## Instruction
In the material below, identify each line bearing the word "data". Reproduce those lines.
****************************************
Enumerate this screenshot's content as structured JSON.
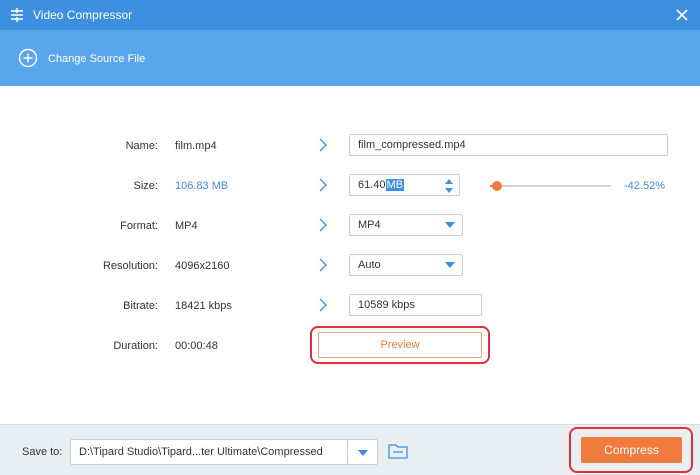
{
  "window": {
    "title": "Video Compressor"
  },
  "toolbar": {
    "change_source_label": "Change Source File"
  },
  "rows": {
    "name": {
      "label": "Name:",
      "original": "film.mp4",
      "output": "film_compressed.mp4"
    },
    "size": {
      "label": "Size:",
      "original": "106.83 MB",
      "output_number": "61.40",
      "output_unit": "MB",
      "reduction_percent": "-42.52%",
      "slider_fraction": 0.06
    },
    "format": {
      "label": "Format:",
      "original": "MP4",
      "output": "MP4"
    },
    "resolution": {
      "label": "Resolution:",
      "original": "4096x2160",
      "output": "Auto"
    },
    "bitrate": {
      "label": "Bitrate:",
      "original": "18421 kbps",
      "output": "10589 kbps"
    },
    "duration": {
      "label": "Duration:",
      "original": "00:00:48"
    }
  },
  "preview_label": "Preview",
  "footer": {
    "save_to_label": "Save to:",
    "save_path": "D:\\Tipard Studio\\Tipard...ter Ultimate\\Compressed",
    "compress_label": "Compress"
  },
  "colors": {
    "accent": "#3d8fe0",
    "orange": "#f07b3f",
    "highlight_ring": "#e0303a"
  },
  "icons": [
    "app-icon",
    "close-icon",
    "add-circle-icon",
    "chevron-right-icon",
    "dropdown-arrow-icon",
    "spin-up-icon",
    "spin-down-icon",
    "folder-icon"
  ]
}
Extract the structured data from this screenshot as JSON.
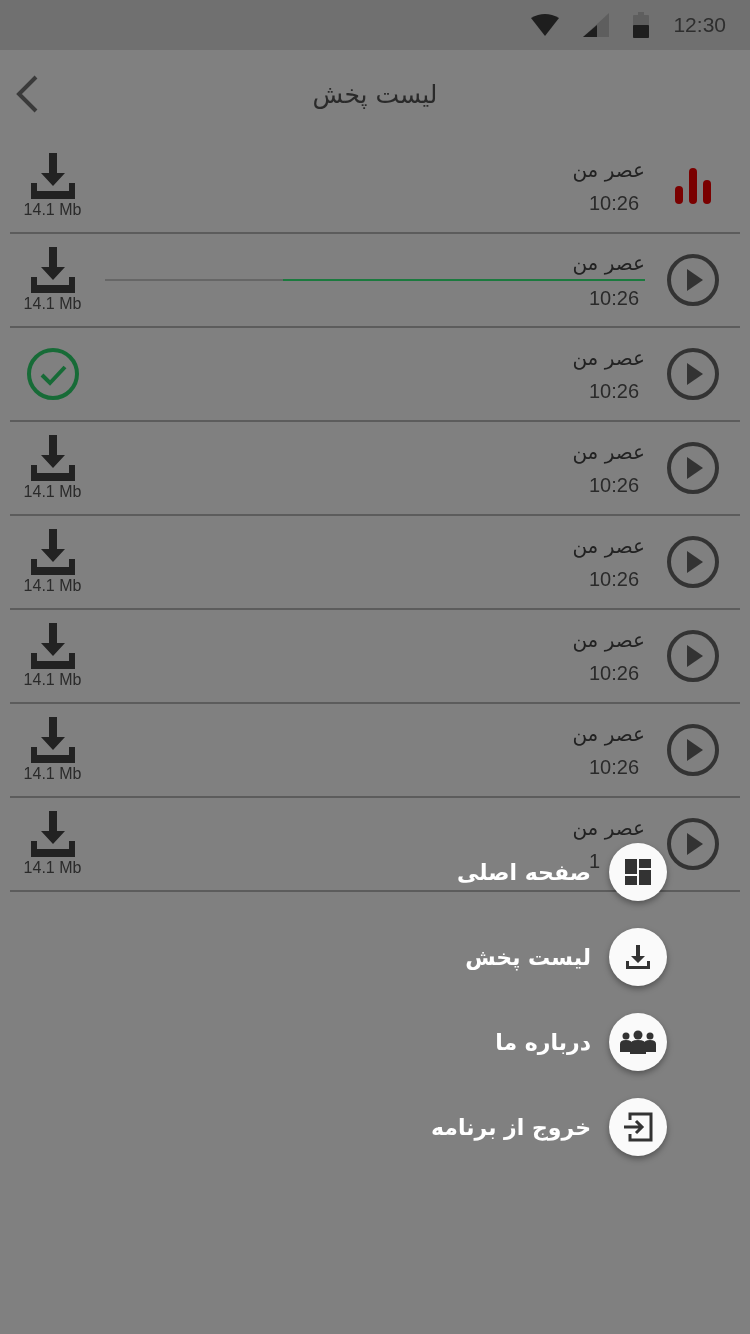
{
  "status_bar": {
    "time": "12:30"
  },
  "header": {
    "title": "لیست پخش"
  },
  "tracks": [
    {
      "title": "عصر من",
      "time": "10:26",
      "playing": true,
      "download": {
        "kind": "download",
        "size": "14.1 Mb"
      }
    },
    {
      "title": "عصر من",
      "time": "10:26",
      "playing": false,
      "progress": {
        "level": 0.67
      },
      "download": {
        "kind": "download",
        "size": "14.1 Mb"
      }
    },
    {
      "title": "عصر من",
      "time": "10:26",
      "playing": false,
      "download": {
        "kind": "done"
      }
    },
    {
      "title": "عصر من",
      "time": "10:26",
      "playing": false,
      "download": {
        "kind": "download",
        "size": "14.1 Mb"
      }
    },
    {
      "title": "عصر من",
      "time": "10:26",
      "playing": false,
      "download": {
        "kind": "download",
        "size": "14.1 Mb"
      }
    },
    {
      "title": "عصر من",
      "time": "10:26",
      "playing": false,
      "download": {
        "kind": "download",
        "size": "14.1 Mb"
      }
    },
    {
      "title": "عصر من",
      "time": "10:26",
      "playing": false,
      "download": {
        "kind": "download",
        "size": "14.1 Mb"
      }
    },
    {
      "title": "عصر من",
      "time": "1",
      "playing": false,
      "download": {
        "kind": "download",
        "size": "14.1 Mb"
      }
    }
  ],
  "menu": [
    {
      "kind": "home",
      "label": "صفحه اصلی"
    },
    {
      "kind": "playlist",
      "label": "لیست پخش"
    },
    {
      "kind": "about",
      "label": "درباره ما"
    },
    {
      "kind": "exit",
      "label": "خروج از برنامه"
    }
  ]
}
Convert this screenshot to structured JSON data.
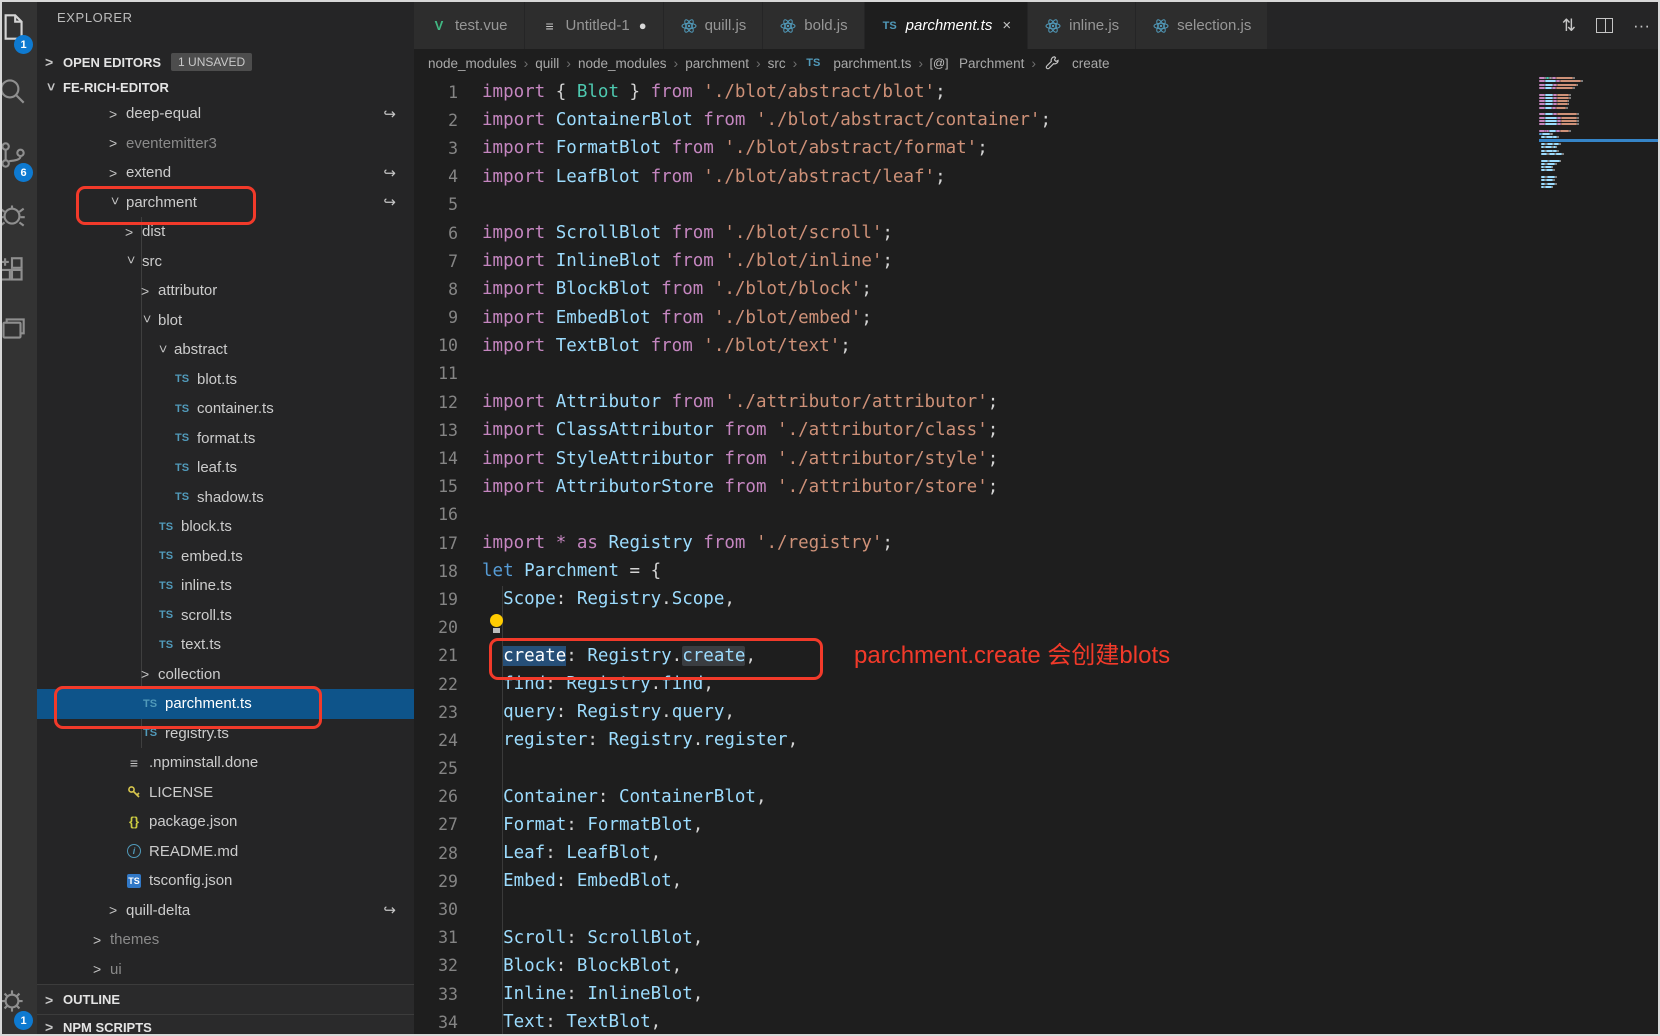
{
  "colors": {
    "accent": "#0e7ad1",
    "annotation_red": "#f23a2a",
    "selected_row_blue": "#0e548a",
    "selection_bg": "#264f78",
    "tokens": {
      "k": "#c586c0",
      "d": "#569cd6",
      "b": "#9cdcfe",
      "t": "#4ec9b0",
      "s": "#ce9178",
      "p": "#d4d4d4"
    }
  },
  "activity_bar": {
    "items": [
      {
        "icon": "files-icon",
        "badge": "1"
      },
      {
        "icon": "search-icon"
      },
      {
        "icon": "source-control-icon",
        "badge": "6"
      },
      {
        "icon": "debug-icon"
      },
      {
        "icon": "extensions-icon"
      },
      {
        "icon": "project-icon"
      }
    ],
    "bottom_items": [
      {
        "icon": "gear-icon",
        "badge": "1"
      }
    ]
  },
  "sidebar": {
    "title": "EXPLORER",
    "open_editors": {
      "label": "OPEN EDITORS",
      "badge": "1 UNSAVED"
    },
    "root_label": "FE-RICH-EDITOR",
    "tree": [
      {
        "label": "deep-equal",
        "level": 0,
        "chevron": "closed",
        "symlink": true
      },
      {
        "label": "eventemitter3",
        "level": 0,
        "chevron": "closed",
        "dim": true
      },
      {
        "label": "extend",
        "level": 0,
        "chevron": "closed",
        "symlink": true
      },
      {
        "label": "parchment",
        "level": 0,
        "chevron": "open",
        "symlink": true,
        "annotated": true
      },
      {
        "label": "dist",
        "level": 1,
        "chevron": "closed"
      },
      {
        "label": "src",
        "level": 1,
        "chevron": "open"
      },
      {
        "label": "attributor",
        "level": 2,
        "chevron": "closed"
      },
      {
        "label": "blot",
        "level": 2,
        "chevron": "open"
      },
      {
        "label": "abstract",
        "level": 3,
        "chevron": "open"
      },
      {
        "label": "blot.ts",
        "level": 4,
        "icon": "ts"
      },
      {
        "label": "container.ts",
        "level": 4,
        "icon": "ts"
      },
      {
        "label": "format.ts",
        "level": 4,
        "icon": "ts"
      },
      {
        "label": "leaf.ts",
        "level": 4,
        "icon": "ts"
      },
      {
        "label": "shadow.ts",
        "level": 4,
        "icon": "ts"
      },
      {
        "label": "block.ts",
        "level": 3,
        "icon": "ts"
      },
      {
        "label": "embed.ts",
        "level": 3,
        "icon": "ts"
      },
      {
        "label": "inline.ts",
        "level": 3,
        "icon": "ts"
      },
      {
        "label": "scroll.ts",
        "level": 3,
        "icon": "ts"
      },
      {
        "label": "text.ts",
        "level": 3,
        "icon": "ts"
      },
      {
        "label": "collection",
        "level": 2,
        "chevron": "closed"
      },
      {
        "label": "parchment.ts",
        "level": 2,
        "icon": "ts",
        "selected": true,
        "annotated": true
      },
      {
        "label": "registry.ts",
        "level": 2,
        "icon": "ts"
      },
      {
        "label": ".npminstall.done",
        "level": 1,
        "icon": "list"
      },
      {
        "label": "LICENSE",
        "level": 1,
        "icon": "key"
      },
      {
        "label": "package.json",
        "level": 1,
        "icon": "braces"
      },
      {
        "label": "README.md",
        "level": 1,
        "icon": "info"
      },
      {
        "label": "tsconfig.json",
        "level": 1,
        "icon": "ts-badge"
      },
      {
        "label": "quill-delta",
        "level": 0,
        "chevron": "closed",
        "symlink": true
      },
      {
        "label": "themes",
        "level": -1,
        "chevron": "closed",
        "dim": true
      },
      {
        "label": "ui",
        "level": -1,
        "chevron": "closed",
        "dim": true
      }
    ],
    "bottom_sections": [
      "OUTLINE",
      "NPM SCRIPTS"
    ]
  },
  "tabs": [
    {
      "label": "test.vue",
      "icon": "vue"
    },
    {
      "label": "Untitled-1",
      "icon": "plain",
      "modified": true
    },
    {
      "label": "quill.js",
      "icon": "js-atom"
    },
    {
      "label": "bold.js",
      "icon": "js-atom"
    },
    {
      "label": "parchment.ts",
      "icon": "ts",
      "active": true,
      "closable": true
    },
    {
      "label": "inline.js",
      "icon": "js-atom"
    },
    {
      "label": "selection.js",
      "icon": "js-atom"
    }
  ],
  "tab_actions": [
    {
      "name": "open-changes-icon",
      "glyph": "⇅"
    },
    {
      "name": "split-editor-icon",
      "glyph": ""
    },
    {
      "name": "more-actions-icon",
      "glyph": "···"
    }
  ],
  "breadcrumb": [
    {
      "label": "node_modules"
    },
    {
      "label": "quill"
    },
    {
      "label": "node_modules"
    },
    {
      "label": "parchment"
    },
    {
      "label": "src"
    },
    {
      "label": "parchment.ts",
      "icon": "ts"
    },
    {
      "label": "Parchment",
      "icon": "namespace"
    },
    {
      "label": "create",
      "icon": "wrench"
    }
  ],
  "editor": {
    "annotation": "parchment.create 会创建blots",
    "lines": [
      {
        "n": 1,
        "t": [
          [
            "k",
            "import "
          ],
          [
            "p",
            "{ "
          ],
          [
            "t",
            "Blot"
          ],
          [
            "p",
            " } "
          ],
          [
            "k",
            "from "
          ],
          [
            "s",
            "'./blot/abstract/blot'"
          ],
          [
            "p",
            ";"
          ]
        ]
      },
      {
        "n": 2,
        "t": [
          [
            "k",
            "import "
          ],
          [
            "b",
            "ContainerBlot "
          ],
          [
            "k",
            "from "
          ],
          [
            "s",
            "'./blot/abstract/container'"
          ],
          [
            "p",
            ";"
          ]
        ]
      },
      {
        "n": 3,
        "t": [
          [
            "k",
            "import "
          ],
          [
            "b",
            "FormatBlot "
          ],
          [
            "k",
            "from "
          ],
          [
            "s",
            "'./blot/abstract/format'"
          ],
          [
            "p",
            ";"
          ]
        ]
      },
      {
        "n": 4,
        "t": [
          [
            "k",
            "import "
          ],
          [
            "b",
            "LeafBlot "
          ],
          [
            "k",
            "from "
          ],
          [
            "s",
            "'./blot/abstract/leaf'"
          ],
          [
            "p",
            ";"
          ]
        ]
      },
      {
        "n": 5,
        "t": []
      },
      {
        "n": 6,
        "t": [
          [
            "k",
            "import "
          ],
          [
            "b",
            "ScrollBlot "
          ],
          [
            "k",
            "from "
          ],
          [
            "s",
            "'./blot/scroll'"
          ],
          [
            "p",
            ";"
          ]
        ]
      },
      {
        "n": 7,
        "t": [
          [
            "k",
            "import "
          ],
          [
            "b",
            "InlineBlot "
          ],
          [
            "k",
            "from "
          ],
          [
            "s",
            "'./blot/inline'"
          ],
          [
            "p",
            ";"
          ]
        ]
      },
      {
        "n": 8,
        "t": [
          [
            "k",
            "import "
          ],
          [
            "b",
            "BlockBlot "
          ],
          [
            "k",
            "from "
          ],
          [
            "s",
            "'./blot/block'"
          ],
          [
            "p",
            ";"
          ]
        ]
      },
      {
        "n": 9,
        "t": [
          [
            "k",
            "import "
          ],
          [
            "b",
            "EmbedBlot "
          ],
          [
            "k",
            "from "
          ],
          [
            "s",
            "'./blot/embed'"
          ],
          [
            "p",
            ";"
          ]
        ]
      },
      {
        "n": 10,
        "t": [
          [
            "k",
            "import "
          ],
          [
            "b",
            "TextBlot "
          ],
          [
            "k",
            "from "
          ],
          [
            "s",
            "'./blot/text'"
          ],
          [
            "p",
            ";"
          ]
        ]
      },
      {
        "n": 11,
        "t": []
      },
      {
        "n": 12,
        "t": [
          [
            "k",
            "import "
          ],
          [
            "b",
            "Attributor "
          ],
          [
            "k",
            "from "
          ],
          [
            "s",
            "'./attributor/attributor'"
          ],
          [
            "p",
            ";"
          ]
        ]
      },
      {
        "n": 13,
        "t": [
          [
            "k",
            "import "
          ],
          [
            "b",
            "ClassAttributor "
          ],
          [
            "k",
            "from "
          ],
          [
            "s",
            "'./attributor/class'"
          ],
          [
            "p",
            ";"
          ]
        ]
      },
      {
        "n": 14,
        "t": [
          [
            "k",
            "import "
          ],
          [
            "b",
            "StyleAttributor "
          ],
          [
            "k",
            "from "
          ],
          [
            "s",
            "'./attributor/style'"
          ],
          [
            "p",
            ";"
          ]
        ]
      },
      {
        "n": 15,
        "t": [
          [
            "k",
            "import "
          ],
          [
            "b",
            "AttributorStore "
          ],
          [
            "k",
            "from "
          ],
          [
            "s",
            "'./attributor/store'"
          ],
          [
            "p",
            ";"
          ]
        ]
      },
      {
        "n": 16,
        "t": []
      },
      {
        "n": 17,
        "t": [
          [
            "k",
            "import "
          ],
          [
            "k",
            "* "
          ],
          [
            "k",
            "as "
          ],
          [
            "b",
            "Registry "
          ],
          [
            "k",
            "from "
          ],
          [
            "s",
            "'./registry'"
          ],
          [
            "p",
            ";"
          ]
        ]
      },
      {
        "n": 18,
        "t": [
          [
            "d",
            "let "
          ],
          [
            "b",
            "Parchment "
          ],
          [
            "p",
            "= {"
          ]
        ]
      },
      {
        "n": 19,
        "t": [
          [
            "p",
            "  "
          ],
          [
            "b",
            "Scope"
          ],
          [
            "p",
            ": "
          ],
          [
            "b",
            "Registry"
          ],
          [
            "p",
            "."
          ],
          [
            "b",
            "Scope"
          ],
          [
            "p",
            ","
          ]
        ]
      },
      {
        "n": 20,
        "t": [],
        "bulb": true
      },
      {
        "n": 21,
        "t": [
          [
            "p",
            "  "
          ],
          [
            "sel",
            "create"
          ],
          [
            "p",
            ": "
          ],
          [
            "b",
            "Registry"
          ],
          [
            "p",
            "."
          ],
          [
            "hl",
            "create"
          ],
          [
            "p",
            ","
          ]
        ],
        "annotated": true
      },
      {
        "n": 22,
        "t": [
          [
            "p",
            "  "
          ],
          [
            "b",
            "find"
          ],
          [
            "p",
            ": "
          ],
          [
            "b",
            "Registry"
          ],
          [
            "p",
            "."
          ],
          [
            "b",
            "find"
          ],
          [
            "p",
            ","
          ]
        ]
      },
      {
        "n": 23,
        "t": [
          [
            "p",
            "  "
          ],
          [
            "b",
            "query"
          ],
          [
            "p",
            ": "
          ],
          [
            "b",
            "Registry"
          ],
          [
            "p",
            "."
          ],
          [
            "b",
            "query"
          ],
          [
            "p",
            ","
          ]
        ]
      },
      {
        "n": 24,
        "t": [
          [
            "p",
            "  "
          ],
          [
            "b",
            "register"
          ],
          [
            "p",
            ": "
          ],
          [
            "b",
            "Registry"
          ],
          [
            "p",
            "."
          ],
          [
            "b",
            "register"
          ],
          [
            "p",
            ","
          ]
        ]
      },
      {
        "n": 25,
        "t": []
      },
      {
        "n": 26,
        "t": [
          [
            "p",
            "  "
          ],
          [
            "b",
            "Container"
          ],
          [
            "p",
            ": "
          ],
          [
            "b",
            "ContainerBlot"
          ],
          [
            "p",
            ","
          ]
        ]
      },
      {
        "n": 27,
        "t": [
          [
            "p",
            "  "
          ],
          [
            "b",
            "Format"
          ],
          [
            "p",
            ": "
          ],
          [
            "b",
            "FormatBlot"
          ],
          [
            "p",
            ","
          ]
        ]
      },
      {
        "n": 28,
        "t": [
          [
            "p",
            "  "
          ],
          [
            "b",
            "Leaf"
          ],
          [
            "p",
            ": "
          ],
          [
            "b",
            "LeafBlot"
          ],
          [
            "p",
            ","
          ]
        ]
      },
      {
        "n": 29,
        "t": [
          [
            "p",
            "  "
          ],
          [
            "b",
            "Embed"
          ],
          [
            "p",
            ": "
          ],
          [
            "b",
            "EmbedBlot"
          ],
          [
            "p",
            ","
          ]
        ]
      },
      {
        "n": 30,
        "t": []
      },
      {
        "n": 31,
        "t": [
          [
            "p",
            "  "
          ],
          [
            "b",
            "Scroll"
          ],
          [
            "p",
            ": "
          ],
          [
            "b",
            "ScrollBlot"
          ],
          [
            "p",
            ","
          ]
        ]
      },
      {
        "n": 32,
        "t": [
          [
            "p",
            "  "
          ],
          [
            "b",
            "Block"
          ],
          [
            "p",
            ": "
          ],
          [
            "b",
            "BlockBlot"
          ],
          [
            "p",
            ","
          ]
        ]
      },
      {
        "n": 33,
        "t": [
          [
            "p",
            "  "
          ],
          [
            "b",
            "Inline"
          ],
          [
            "p",
            ": "
          ],
          [
            "b",
            "InlineBlot"
          ],
          [
            "p",
            ","
          ]
        ]
      },
      {
        "n": 34,
        "t": [
          [
            "p",
            "  "
          ],
          [
            "b",
            "Text"
          ],
          [
            "p",
            ": "
          ],
          [
            "b",
            "TextBlot"
          ],
          [
            "p",
            ","
          ]
        ]
      }
    ]
  }
}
****************************************
## Completed task
Extract the structured data from this screenshot as JSON.
Convert this screenshot to structured JSON data.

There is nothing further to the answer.